Omit all pictures, then retype the data exactly as given.

^^^^^^^^

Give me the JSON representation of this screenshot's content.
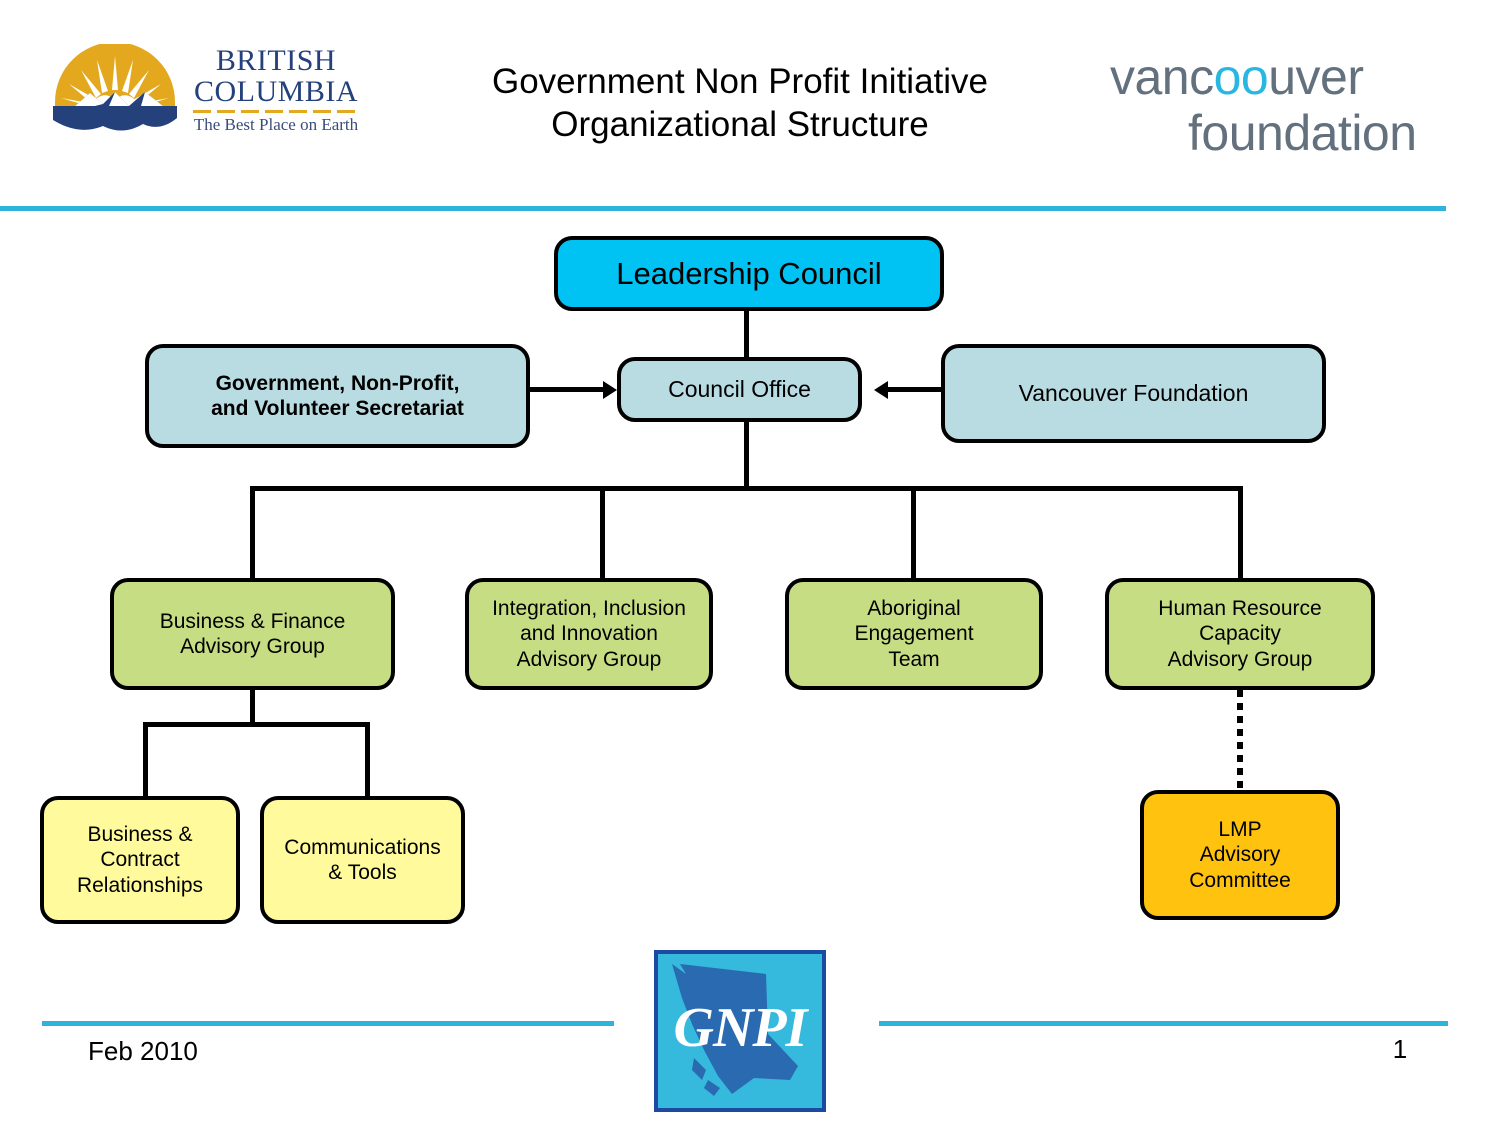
{
  "header": {
    "bc_logo": {
      "icon": "bc-sun-mountain-logo",
      "line1": "BRITISH",
      "line2": "COLUMBIA",
      "tagline": "The Best Place on Earth"
    },
    "title_line1": "Government Non Profit Initiative",
    "title_line2": "Organizational Structure",
    "vancouver_foundation": {
      "word1_a": "vanc",
      "word1_oo": "oo",
      "word1_b": "uver",
      "word2": "foundation"
    },
    "rule_color": "#2eb3dc"
  },
  "chart": {
    "leadership_council": "Leadership Council",
    "secretariat": "Government, Non-Profit,\nand Volunteer Secretariat",
    "council_office": "Council Office",
    "vancouver_foundation": "Vancouver Foundation",
    "advisory_groups": [
      "Business & Finance\nAdvisory Group",
      "Integration, Inclusion\nand Innovation\nAdvisory Group",
      "Aboriginal\nEngagement\nTeam",
      "Human Resource\nCapacity\nAdvisory Group"
    ],
    "subgroups": [
      "Business &\nContract\nRelationships",
      "Communications\n& Tools"
    ],
    "lmp": "LMP\nAdvisory\nCommittee",
    "colors": {
      "leadership": "#00c2f3",
      "support": "#b9dce2",
      "advisory": "#c7dd84",
      "subgroup": "#fffa9b",
      "lmp": "#ffc20e",
      "connector": "#000000"
    }
  },
  "footer": {
    "date": "Feb 2010",
    "page_number": "1",
    "logo_text": "GNPI"
  }
}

^^^^^^^^

**FULL OUTPUT**
Give me the JSON representation of this screenshot's content.
{
  "header": {
    "bc_logo": {
      "icon": "bc-sun-mountain-logo",
      "line1": "BRITISH",
      "line2": "COLUMBIA",
      "tagline": "The Best Place on Earth"
    },
    "title_line1": "Government Non Profit Initiative",
    "title_line2": "Organizational Structure",
    "vancouver_foundation": {
      "word1_a": "vanc",
      "word1_oo": "oo",
      "word1_b": "uver",
      "word2": "foundation"
    },
    "rule_color": "#2eb3dc"
  },
  "chart": {
    "leadership_council": "Leadership Council",
    "secretariat": "Government, Non-Profit,\nand Volunteer Secretariat",
    "council_office": "Council Office",
    "vancouver_foundation": "Vancouver Foundation",
    "advisory_groups": [
      "Business & Finance\nAdvisory Group",
      "Integration, Inclusion\nand Innovation\nAdvisory Group",
      "Aboriginal\nEngagement\nTeam",
      "Human Resource\nCapacity\nAdvisory Group"
    ],
    "subgroups": [
      "Business &\nContract\nRelationships",
      "Communications\n& Tools"
    ],
    "lmp": "LMP\nAdvisory\nCommittee",
    "colors": {
      "leadership": "#00c2f3",
      "support": "#b9dce2",
      "advisory": "#c7dd84",
      "subgroup": "#fffa9b",
      "lmp": "#ffc20e",
      "connector": "#000000"
    }
  },
  "footer": {
    "date": "Feb 2010",
    "page_number": "1",
    "logo_text": "GNPI"
  }
}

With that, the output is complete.